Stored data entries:
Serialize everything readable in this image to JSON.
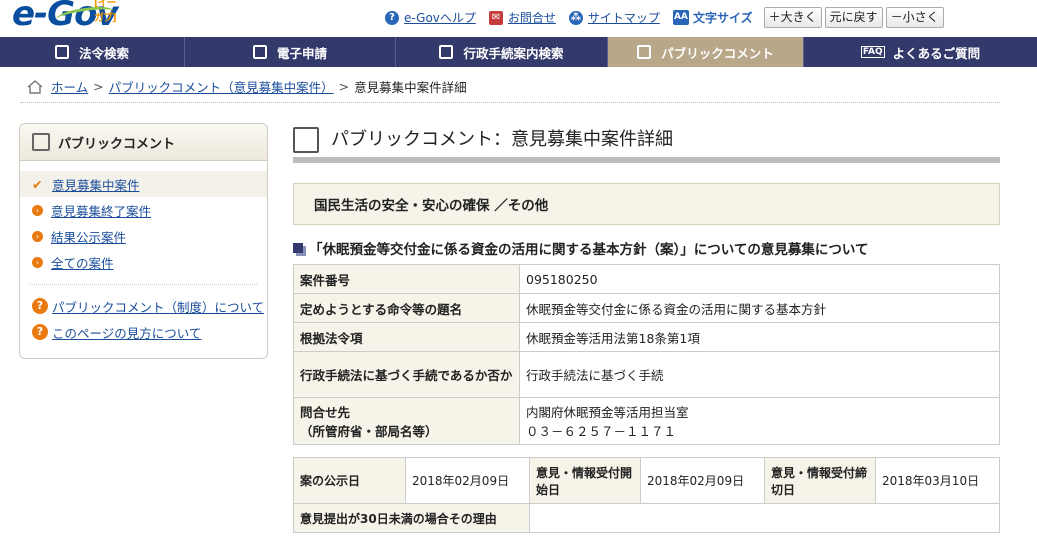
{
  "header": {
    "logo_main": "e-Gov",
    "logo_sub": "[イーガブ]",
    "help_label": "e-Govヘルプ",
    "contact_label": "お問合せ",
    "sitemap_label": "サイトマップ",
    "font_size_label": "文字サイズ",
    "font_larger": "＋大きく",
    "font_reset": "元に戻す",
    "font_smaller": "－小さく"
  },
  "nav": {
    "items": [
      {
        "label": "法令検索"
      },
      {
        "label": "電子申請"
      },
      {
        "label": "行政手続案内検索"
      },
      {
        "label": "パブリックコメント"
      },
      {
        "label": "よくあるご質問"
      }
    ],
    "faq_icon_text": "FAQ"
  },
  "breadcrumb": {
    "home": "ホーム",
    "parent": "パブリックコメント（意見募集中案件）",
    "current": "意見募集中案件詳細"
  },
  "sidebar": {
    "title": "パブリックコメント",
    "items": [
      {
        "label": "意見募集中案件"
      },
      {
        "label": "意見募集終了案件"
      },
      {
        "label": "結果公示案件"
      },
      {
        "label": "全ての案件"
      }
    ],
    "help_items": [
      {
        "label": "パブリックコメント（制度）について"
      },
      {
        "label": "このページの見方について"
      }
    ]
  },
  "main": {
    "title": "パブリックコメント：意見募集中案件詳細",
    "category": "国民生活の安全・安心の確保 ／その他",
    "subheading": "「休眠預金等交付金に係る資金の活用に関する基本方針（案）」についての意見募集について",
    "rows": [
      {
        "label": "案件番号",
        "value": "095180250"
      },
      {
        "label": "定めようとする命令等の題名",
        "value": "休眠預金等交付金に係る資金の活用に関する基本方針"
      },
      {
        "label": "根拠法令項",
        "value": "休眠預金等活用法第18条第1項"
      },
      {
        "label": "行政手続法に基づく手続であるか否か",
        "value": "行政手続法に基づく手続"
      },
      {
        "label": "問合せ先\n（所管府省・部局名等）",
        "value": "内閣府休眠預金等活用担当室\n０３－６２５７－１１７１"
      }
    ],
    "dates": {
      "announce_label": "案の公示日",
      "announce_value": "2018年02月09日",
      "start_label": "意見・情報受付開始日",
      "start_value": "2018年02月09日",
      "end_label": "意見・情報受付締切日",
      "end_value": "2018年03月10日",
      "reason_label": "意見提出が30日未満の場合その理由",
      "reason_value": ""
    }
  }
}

Given request: All of the lines above should be printed exactly, minus the pictures.

Completed exercise:
Serialize everything readable in this image to JSON.
{
  "header": {
    "logo_main": "e-Gov",
    "logo_sub": "[イーガブ]",
    "help_label": "e-Govヘルプ",
    "contact_label": "お問合せ",
    "sitemap_label": "サイトマップ",
    "font_size_label": "文字サイズ",
    "font_larger": "＋大きく",
    "font_reset": "元に戻す",
    "font_smaller": "－小さく"
  },
  "nav": {
    "items": [
      {
        "label": "法令検索"
      },
      {
        "label": "電子申請"
      },
      {
        "label": "行政手続案内検索"
      },
      {
        "label": "パブリックコメント"
      },
      {
        "label": "よくあるご質問"
      }
    ],
    "faq_icon_text": "FAQ"
  },
  "breadcrumb": {
    "home": "ホーム",
    "parent": "パブリックコメント（意見募集中案件）",
    "current": "意見募集中案件詳細"
  },
  "sidebar": {
    "title": "パブリックコメント",
    "items": [
      {
        "label": "意見募集中案件"
      },
      {
        "label": "意見募集終了案件"
      },
      {
        "label": "結果公示案件"
      },
      {
        "label": "全ての案件"
      }
    ],
    "help_items": [
      {
        "label": "パブリックコメント（制度）について"
      },
      {
        "label": "このページの見方について"
      }
    ]
  },
  "main": {
    "title": "パブリックコメント：意見募集中案件詳細",
    "category": "国民生活の安全・安心の確保 ／その他",
    "subheading": "「休眠預金等交付金に係る資金の活用に関する基本方針（案）」についての意見募集について",
    "rows": [
      {
        "label": "案件番号",
        "value": "095180250"
      },
      {
        "label": "定めようとする命令等の題名",
        "value": "休眠預金等交付金に係る資金の活用に関する基本方針"
      },
      {
        "label": "根拠法令項",
        "value": "休眠預金等活用法第18条第1項"
      },
      {
        "label": "行政手続法に基づく手続であるか否か",
        "value": "行政手続法に基づく手続"
      },
      {
        "label": "問合せ先\n（所管府省・部局名等）",
        "value": "内閣府休眠預金等活用担当室\n０３－６２５７－１１７１"
      }
    ],
    "dates": {
      "announce_label": "案の公示日",
      "announce_value": "2018年02月09日",
      "start_label": "意見・情報受付開始日",
      "start_value": "2018年02月09日",
      "end_label": "意見・情報受付締切日",
      "end_value": "2018年03月10日",
      "reason_label": "意見提出が30日未満の場合その理由",
      "reason_value": ""
    }
  }
}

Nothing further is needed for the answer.